§ Exercise prompt
Go through the data below. List every line that holds the word "JSON".

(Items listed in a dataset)
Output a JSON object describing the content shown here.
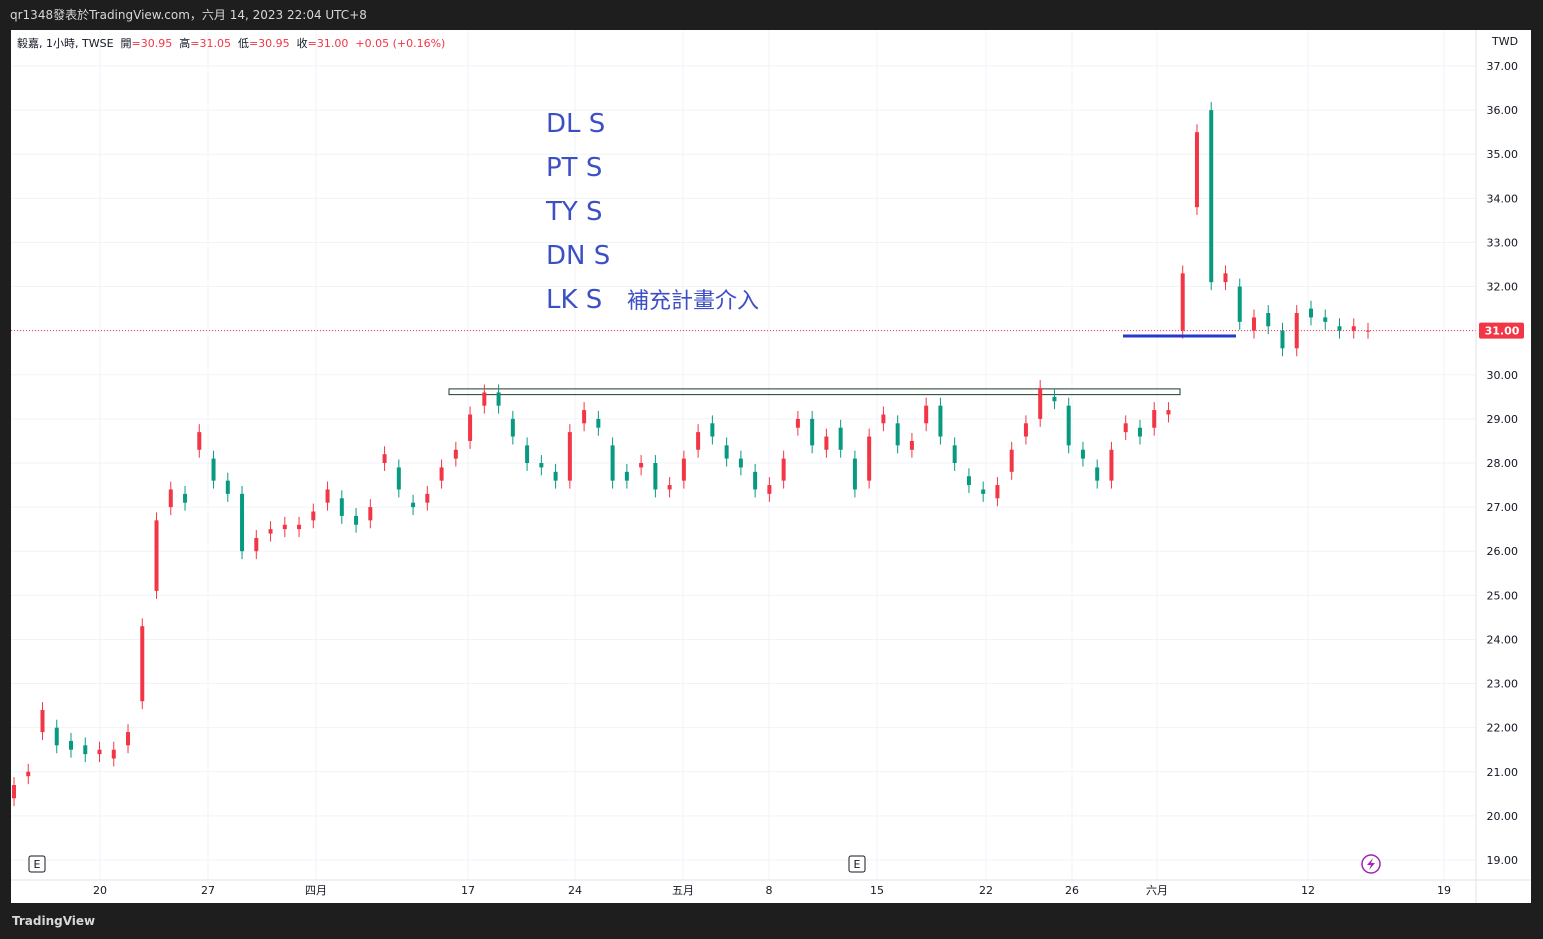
{
  "header": {
    "title": "qr1348發表於TradingView.com，六月 14, 2023 22:04 UTC+8"
  },
  "legend": {
    "symbol": "毅嘉, 1小時, TWSE",
    "open_label": "開",
    "open": "=30.95",
    "high_label": "高",
    "high": "=31.05",
    "low_label": "低",
    "low": "=30.95",
    "close_label": "收",
    "close": "=31.00",
    "change": "+0.05 (+0.16%)"
  },
  "currency": "TWD",
  "price_tag": "31.00",
  "footer": {
    "logo": "TradingView"
  },
  "colors": {
    "up": "#f23645",
    "down": "#089981",
    "annotation": "#3d4fc4",
    "price_line": "#f23645",
    "support_line": "#2a38c8"
  },
  "icons": {
    "earnings": "E",
    "flash": "flash-icon"
  },
  "annotations": [
    "DL S",
    "PT S",
    "TY S",
    "DN S",
    "LK S",
    "補充計畫介入"
  ],
  "chart_data": {
    "type": "candlestick",
    "ylim": [
      18.8,
      37.3
    ],
    "y_ticks": [
      "19.00",
      "20.00",
      "21.00",
      "22.00",
      "23.00",
      "24.00",
      "25.00",
      "26.00",
      "27.00",
      "28.00",
      "29.00",
      "30.00",
      "31.00",
      "32.00",
      "33.00",
      "34.00",
      "35.00",
      "36.00",
      "37.00"
    ],
    "x_ticks": [
      "20",
      "27",
      "四月",
      "17",
      "24",
      "五月",
      "8",
      "15",
      "22",
      "26",
      "六月",
      "12",
      "19"
    ],
    "last_price": 31.0,
    "resistance_zone": [
      29.55,
      29.68
    ],
    "support_line": 30.88,
    "gridlines": true,
    "points": [
      [
        20.4,
        20.7
      ],
      [
        20.9,
        21.0
      ],
      [
        21.9,
        22.4
      ],
      [
        22.0,
        21.6
      ],
      [
        21.7,
        21.5
      ],
      [
        21.6,
        21.4
      ],
      [
        21.4,
        21.5
      ],
      [
        21.3,
        21.5
      ],
      [
        21.6,
        21.9
      ],
      [
        22.6,
        24.3
      ],
      [
        25.1,
        26.7
      ],
      [
        27.0,
        27.4
      ],
      [
        27.3,
        27.1
      ],
      [
        28.3,
        28.7
      ],
      [
        28.1,
        27.6
      ],
      [
        27.6,
        27.3
      ],
      [
        27.3,
        26.0
      ],
      [
        26.0,
        26.3
      ],
      [
        26.4,
        26.5
      ],
      [
        26.5,
        26.6
      ],
      [
        26.5,
        26.6
      ],
      [
        26.7,
        26.9
      ],
      [
        27.1,
        27.4
      ],
      [
        27.2,
        26.8
      ],
      [
        26.8,
        26.6
      ],
      [
        26.7,
        27.0
      ],
      [
        28.0,
        28.2
      ],
      [
        27.9,
        27.4
      ],
      [
        27.1,
        27.0
      ],
      [
        27.1,
        27.3
      ],
      [
        27.6,
        27.9
      ],
      [
        28.1,
        28.3
      ],
      [
        28.5,
        29.1
      ],
      [
        29.3,
        29.6
      ],
      [
        29.6,
        29.3
      ],
      [
        29.0,
        28.6
      ],
      [
        28.4,
        28.0
      ],
      [
        28.0,
        27.9
      ],
      [
        27.8,
        27.6
      ],
      [
        27.6,
        28.7
      ],
      [
        28.9,
        29.2
      ],
      [
        29.0,
        28.8
      ],
      [
        28.4,
        27.6
      ],
      [
        27.8,
        27.6
      ],
      [
        27.9,
        28.0
      ],
      [
        28.0,
        27.4
      ],
      [
        27.4,
        27.5
      ],
      [
        27.6,
        28.1
      ],
      [
        28.3,
        28.7
      ],
      [
        28.9,
        28.6
      ],
      [
        28.4,
        28.1
      ],
      [
        28.1,
        27.9
      ],
      [
        27.8,
        27.4
      ],
      [
        27.3,
        27.5
      ],
      [
        27.6,
        28.1
      ],
      [
        28.8,
        29.0
      ],
      [
        29.0,
        28.4
      ],
      [
        28.3,
        28.6
      ],
      [
        28.8,
        28.3
      ],
      [
        28.1,
        27.4
      ],
      [
        27.6,
        28.6
      ],
      [
        28.9,
        29.1
      ],
      [
        28.9,
        28.4
      ],
      [
        28.3,
        28.5
      ],
      [
        28.9,
        29.3
      ],
      [
        29.3,
        28.6
      ],
      [
        28.4,
        28.0
      ],
      [
        27.7,
        27.5
      ],
      [
        27.4,
        27.3
      ],
      [
        27.2,
        27.5
      ],
      [
        27.8,
        28.3
      ],
      [
        28.6,
        28.9
      ],
      [
        29.0,
        29.7
      ],
      [
        29.5,
        29.4
      ],
      [
        29.3,
        28.4
      ],
      [
        28.3,
        28.1
      ],
      [
        27.9,
        27.6
      ],
      [
        27.6,
        28.3
      ],
      [
        28.7,
        28.9
      ],
      [
        28.8,
        28.6
      ],
      [
        28.8,
        29.2
      ],
      [
        29.1,
        29.2
      ],
      [
        31.0,
        32.3
      ],
      [
        33.8,
        35.5
      ],
      [
        36.0,
        32.1
      ],
      [
        32.1,
        32.3
      ],
      [
        32.0,
        31.2
      ],
      [
        31.0,
        31.3
      ],
      [
        31.4,
        31.1
      ],
      [
        31.0,
        30.6
      ],
      [
        30.6,
        31.4
      ],
      [
        31.5,
        31.3
      ],
      [
        31.3,
        31.2
      ],
      [
        31.1,
        31.0
      ],
      [
        31.0,
        31.1
      ],
      [
        31.0,
        31.0
      ]
    ]
  }
}
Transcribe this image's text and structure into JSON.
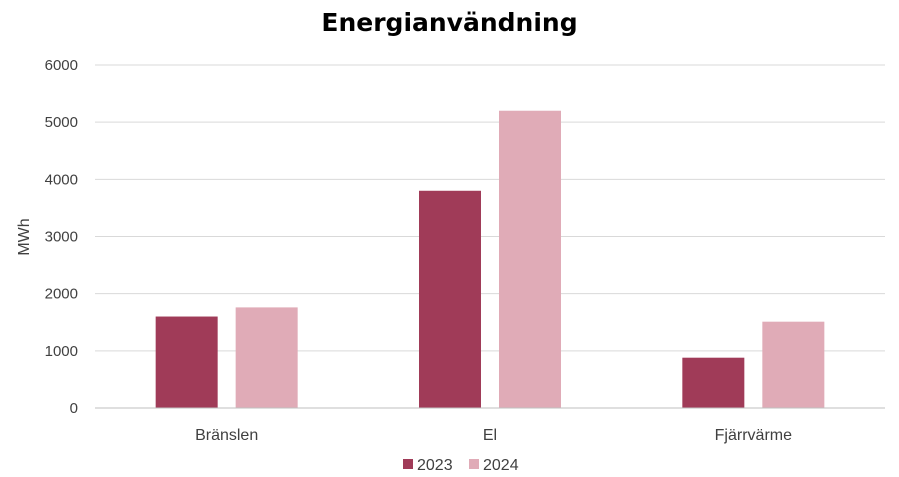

§ Task solution
Output a JSON object describing the content shown here.
Transcribe this image's text and structure into JSON.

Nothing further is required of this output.